**Exercise material**.
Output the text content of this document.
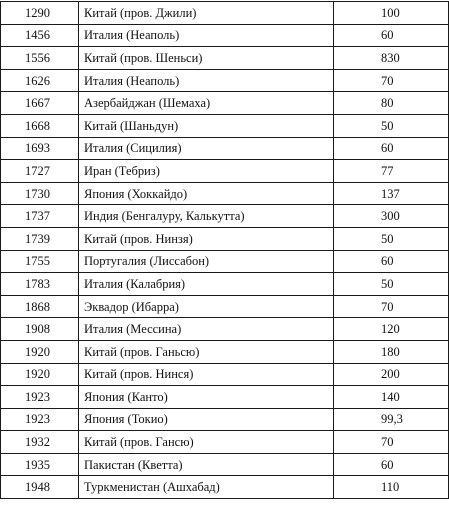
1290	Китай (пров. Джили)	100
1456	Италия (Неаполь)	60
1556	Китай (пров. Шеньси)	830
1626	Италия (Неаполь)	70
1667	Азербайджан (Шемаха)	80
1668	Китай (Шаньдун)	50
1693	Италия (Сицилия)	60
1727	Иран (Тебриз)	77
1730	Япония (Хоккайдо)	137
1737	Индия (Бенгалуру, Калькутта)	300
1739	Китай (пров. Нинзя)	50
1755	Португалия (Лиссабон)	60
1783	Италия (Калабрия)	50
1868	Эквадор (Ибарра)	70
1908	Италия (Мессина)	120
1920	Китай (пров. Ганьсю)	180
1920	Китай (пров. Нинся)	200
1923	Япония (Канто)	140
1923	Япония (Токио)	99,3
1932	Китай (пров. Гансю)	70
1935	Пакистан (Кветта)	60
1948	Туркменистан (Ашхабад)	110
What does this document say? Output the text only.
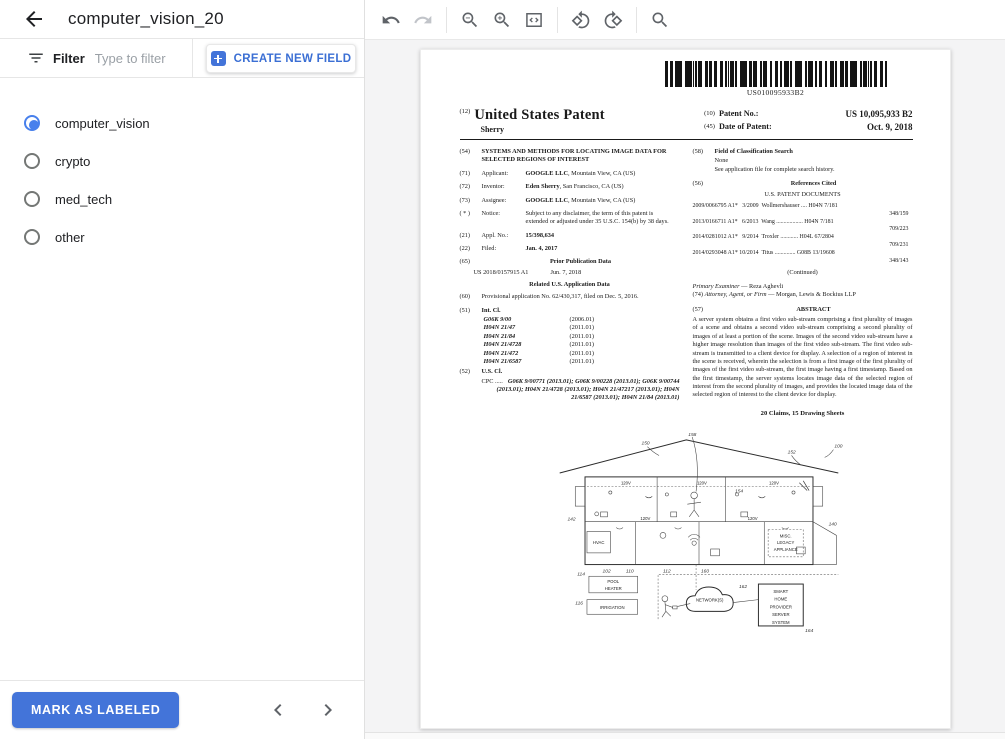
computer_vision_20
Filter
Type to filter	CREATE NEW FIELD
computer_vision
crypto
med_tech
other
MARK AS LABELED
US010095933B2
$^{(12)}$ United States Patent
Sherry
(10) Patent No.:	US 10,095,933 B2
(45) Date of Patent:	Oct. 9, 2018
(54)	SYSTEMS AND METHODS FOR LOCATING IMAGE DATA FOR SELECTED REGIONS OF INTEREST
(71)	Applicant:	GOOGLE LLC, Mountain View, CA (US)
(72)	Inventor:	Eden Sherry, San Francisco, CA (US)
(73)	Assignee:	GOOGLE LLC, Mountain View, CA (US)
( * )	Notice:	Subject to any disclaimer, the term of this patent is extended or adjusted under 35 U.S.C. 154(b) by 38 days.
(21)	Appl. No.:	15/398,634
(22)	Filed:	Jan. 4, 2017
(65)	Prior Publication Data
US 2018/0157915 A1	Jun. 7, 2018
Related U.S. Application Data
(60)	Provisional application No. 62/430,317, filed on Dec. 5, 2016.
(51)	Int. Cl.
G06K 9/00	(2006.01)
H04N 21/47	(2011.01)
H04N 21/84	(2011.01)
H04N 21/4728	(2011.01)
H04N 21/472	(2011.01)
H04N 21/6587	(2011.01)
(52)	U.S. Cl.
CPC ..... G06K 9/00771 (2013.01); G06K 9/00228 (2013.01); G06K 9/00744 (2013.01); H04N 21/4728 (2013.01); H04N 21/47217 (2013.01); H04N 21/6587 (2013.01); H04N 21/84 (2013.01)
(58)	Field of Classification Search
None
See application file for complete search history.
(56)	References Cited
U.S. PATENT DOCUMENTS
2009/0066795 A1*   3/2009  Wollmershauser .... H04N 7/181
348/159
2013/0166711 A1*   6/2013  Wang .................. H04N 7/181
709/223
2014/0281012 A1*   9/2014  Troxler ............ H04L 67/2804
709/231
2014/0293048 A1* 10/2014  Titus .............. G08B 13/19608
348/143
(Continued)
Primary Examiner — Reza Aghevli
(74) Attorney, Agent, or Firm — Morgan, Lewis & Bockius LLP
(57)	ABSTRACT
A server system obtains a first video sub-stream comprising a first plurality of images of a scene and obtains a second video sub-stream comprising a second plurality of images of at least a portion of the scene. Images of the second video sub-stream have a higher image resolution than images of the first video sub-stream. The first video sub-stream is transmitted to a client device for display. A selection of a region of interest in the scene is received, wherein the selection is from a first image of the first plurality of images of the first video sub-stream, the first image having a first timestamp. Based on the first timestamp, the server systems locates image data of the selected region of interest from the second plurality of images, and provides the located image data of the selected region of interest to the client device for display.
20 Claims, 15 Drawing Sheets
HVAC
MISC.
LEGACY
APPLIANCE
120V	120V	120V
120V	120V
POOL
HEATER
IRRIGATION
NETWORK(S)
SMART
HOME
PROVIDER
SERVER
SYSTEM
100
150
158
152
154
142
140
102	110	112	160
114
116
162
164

**Task details**.
Collect every line from the records above that contains the word "Неаполь".

**Solution**.
1456	Италия (Неаполь)	60
1626	Италия (Неаполь)	70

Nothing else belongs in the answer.